→ **WHAT TO WORK ON**
For this task, extract exactly the lines of the data below, from the line containing "Output the text content of this document." through the last one, with pictures left out.

__________

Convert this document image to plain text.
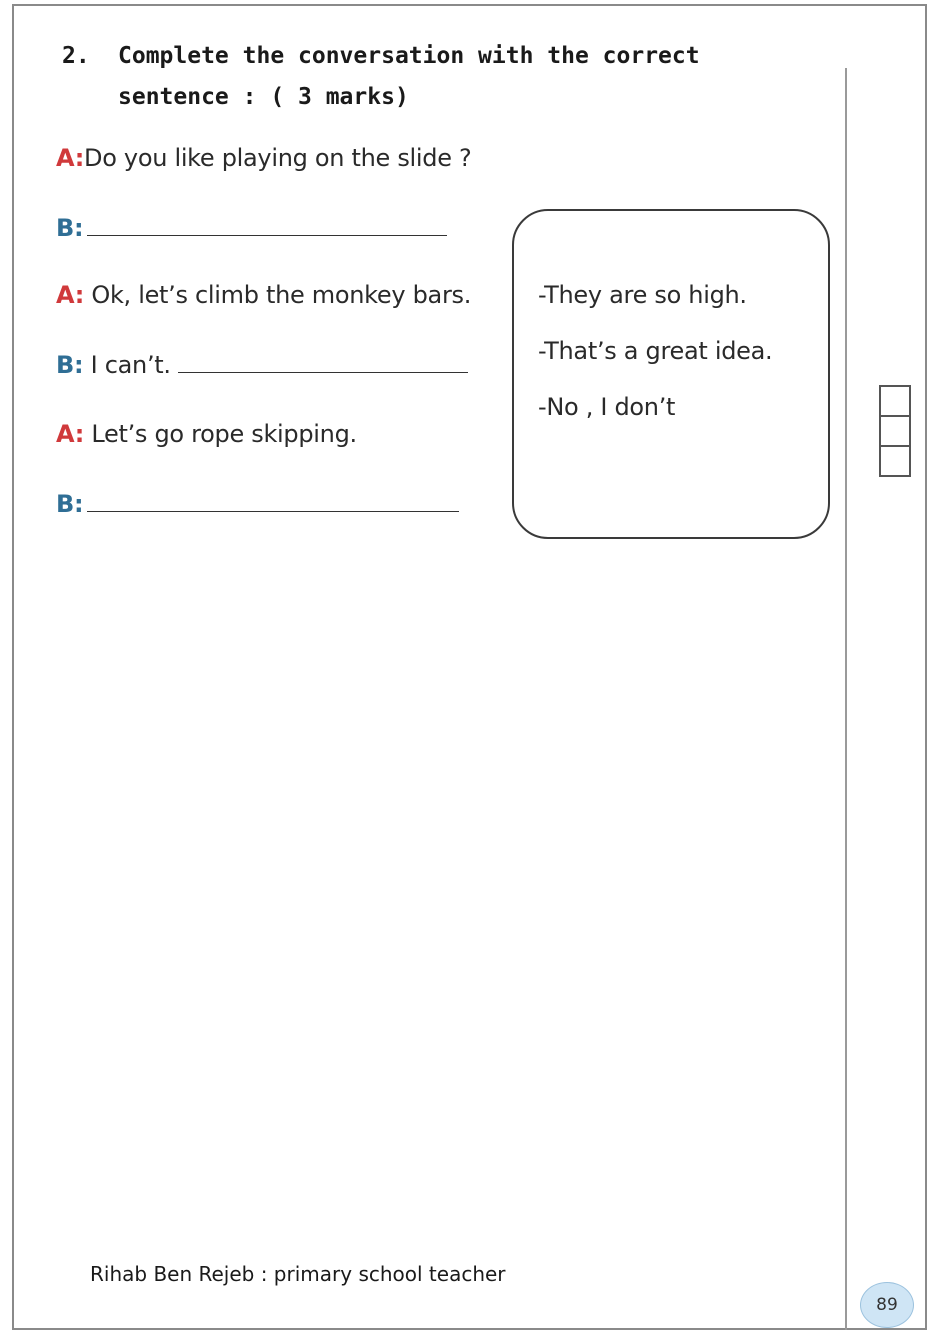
2. Complete the conversation with the correct
sentence : ( 3 marks)
A:Do you like playing on the slide ?
B:
A: Ok, let’s climb the monkey bars.
B: I can’t.
A: Let’s go rope skipping.
B:
-They are so high.
-That’s a great idea.
-No , I don’t
Rihab Ben Rejeb : primary school teacher
89
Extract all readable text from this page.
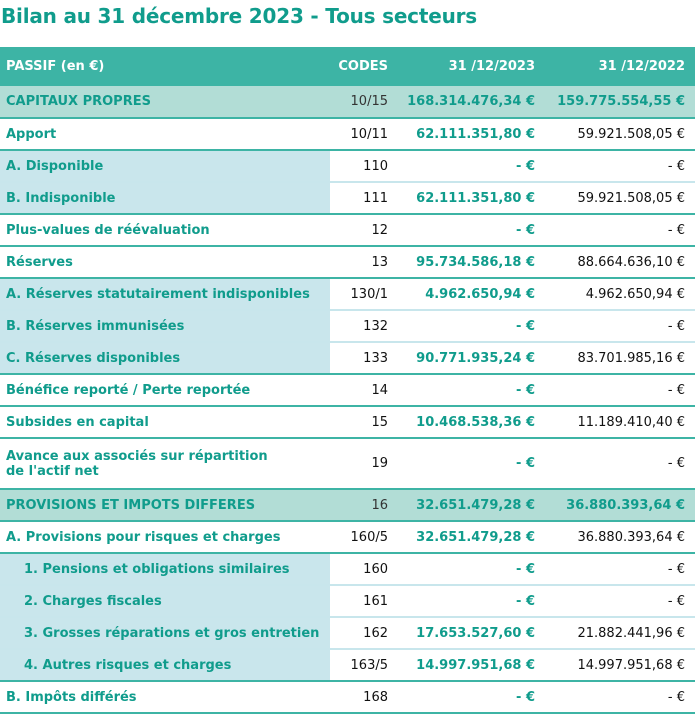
Bilan au 31 décembre 2023 - Tous secteurs
PASSIF (en €)	CODES	31 /12/2023	31 /12/2022
CAPITAUX PROPRES	10/15	168.314.476,34 €	159.775.554,55 €
Apport	10/11	62.111.351,80 €	59.921.508,05 €
A. Disponible	110	- €	- €
B. Indisponible	111	62.111.351,80 €	59.921.508,05 €
Plus-values de réévaluation	12	- €	- €
Réserves	13	95.734.586,18 €	88.664.636,10 €
A. Réserves statutairement indisponibles	130/1	4.962.650,94 €	4.962.650,94 €
B. Réserves immunisées	132	- €	- €
C. Réserves disponibles	133	90.771.935,24 €	83.701.985,16 €
Bénéfice reporté / Perte reportée	14	- €	- €
Subsides en capital	15	10.468.538,36 €	11.189.410,40 €
Avance aux associés sur répartition de l'actif net	19	- €	- €
PROVISIONS ET IMPOTS DIFFERES	16	32.651.479,28 €	36.880.393,64 €
A. Provisions pour risques et charges	160/5	32.651.479,28 €	36.880.393,64 €
1. Pensions et obligations similaires	160	- €	- €
2. Charges fiscales	161	- €	- €
3. Grosses réparations et gros entretien	162	17.653.527,60 €	21.882.441,96 €
4. Autres risques et charges	163/5	14.997.951,68 €	14.997.951,68 €
B. Impôts différés	168	- €	- €
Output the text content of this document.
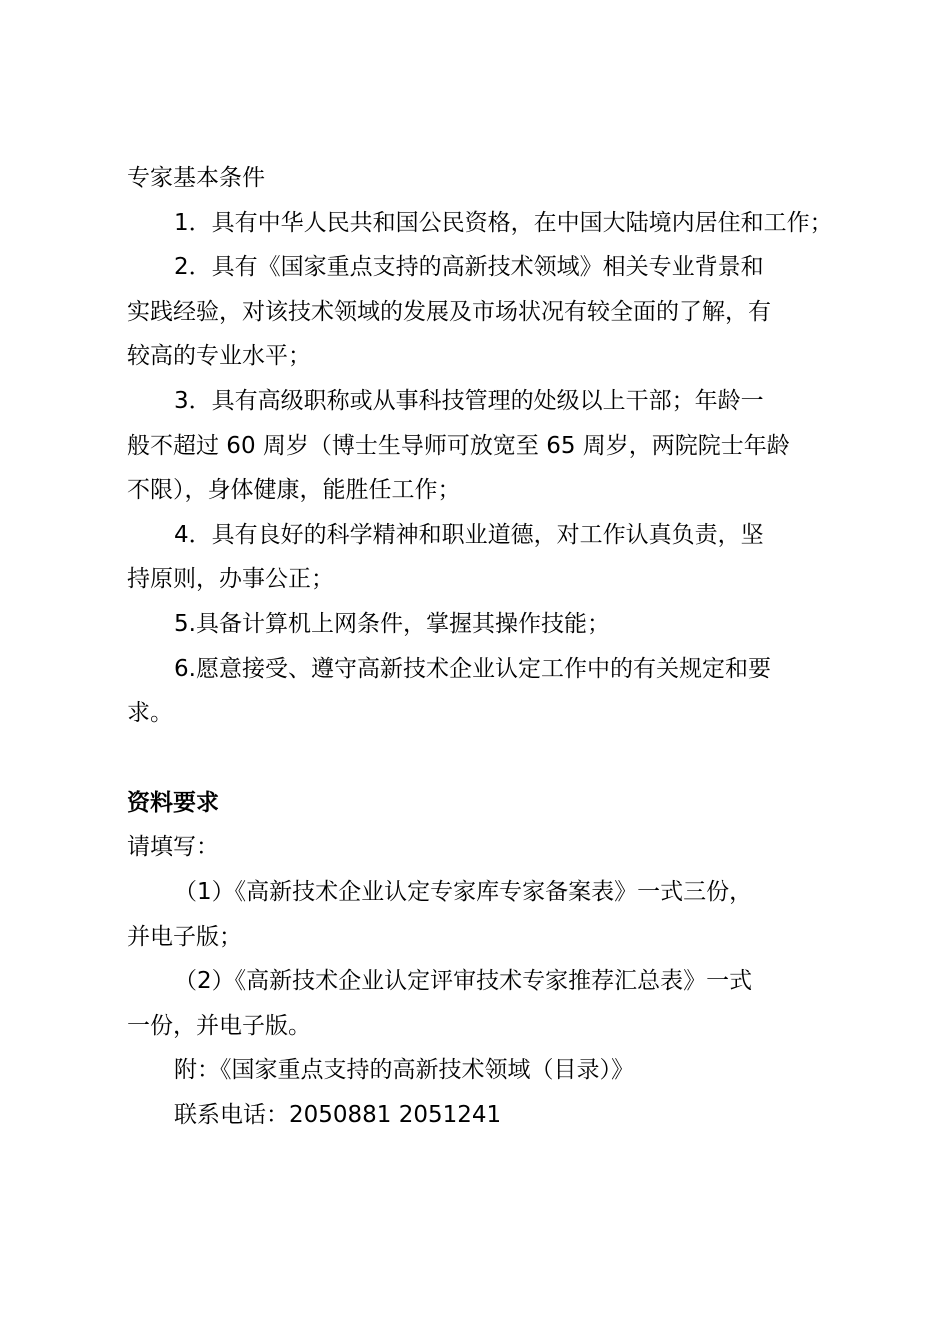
专家基本条件
1．具有中华人民共和国公民资格，在中国大陆境内居住和工作；
2．具有《国家重点支持的高新技术领域》相关专业背景和
实践经验，对该技术领域的发展及市场状况有较全面的了解，有
较高的专业水平；
3．具有高级职称或从事科技管理的处级以上干部；年龄一
般不超过 60 周岁（博士生导师可放宽至 65 周岁，两院院士年龄
不限），身体健康，能胜任工作；
4．具有良好的科学精神和职业道德，对工作认真负责，坚
持原则，办事公正；
5.具备计算机上网条件，掌握其操作技能；
6.愿意接受、遵守高新技术企业认定工作中的有关规定和要
求。
资料要求
请填写：
（1）《高新技术企业认定专家库专家备案表》一式三份，
并电子版；
（2）《高新技术企业认定评审技术专家推荐汇总表》一式
一份，并电子版。
附：《国家重点支持的高新技术领域（目录）》
联系电话：2050881 2051241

__________

→ **PROBLEM SOLUTION**
Output the text content of this document.
专家基本条件
1．具有中华人民共和国公民资格，在中国大陆境内居住和工作；
2．具有《国家重点支持的高新技术领域》相关专业背景和
实践经验，对该技术领域的发展及市场状况有较全面的了解，有
较高的专业水平；
3．具有高级职称或从事科技管理的处级以上干部；年龄一
般不超过 60 周岁（博士生导师可放宽至 65 周岁，两院院士年龄
不限），身体健康，能胜任工作；
4．具有良好的科学精神和职业道德，对工作认真负责，坚
持原则，办事公正；
5.具备计算机上网条件，掌握其操作技能；
6.愿意接受、遵守高新技术企业认定工作中的有关规定和要
求。
资料要求
请填写：
（1）《高新技术企业认定专家库专家备案表》一式三份，
并电子版；
（2）《高新技术企业认定评审技术专家推荐汇总表》一式
一份，并电子版。
附：《国家重点支持的高新技术领域（目录）》
联系电话：2050881 2051241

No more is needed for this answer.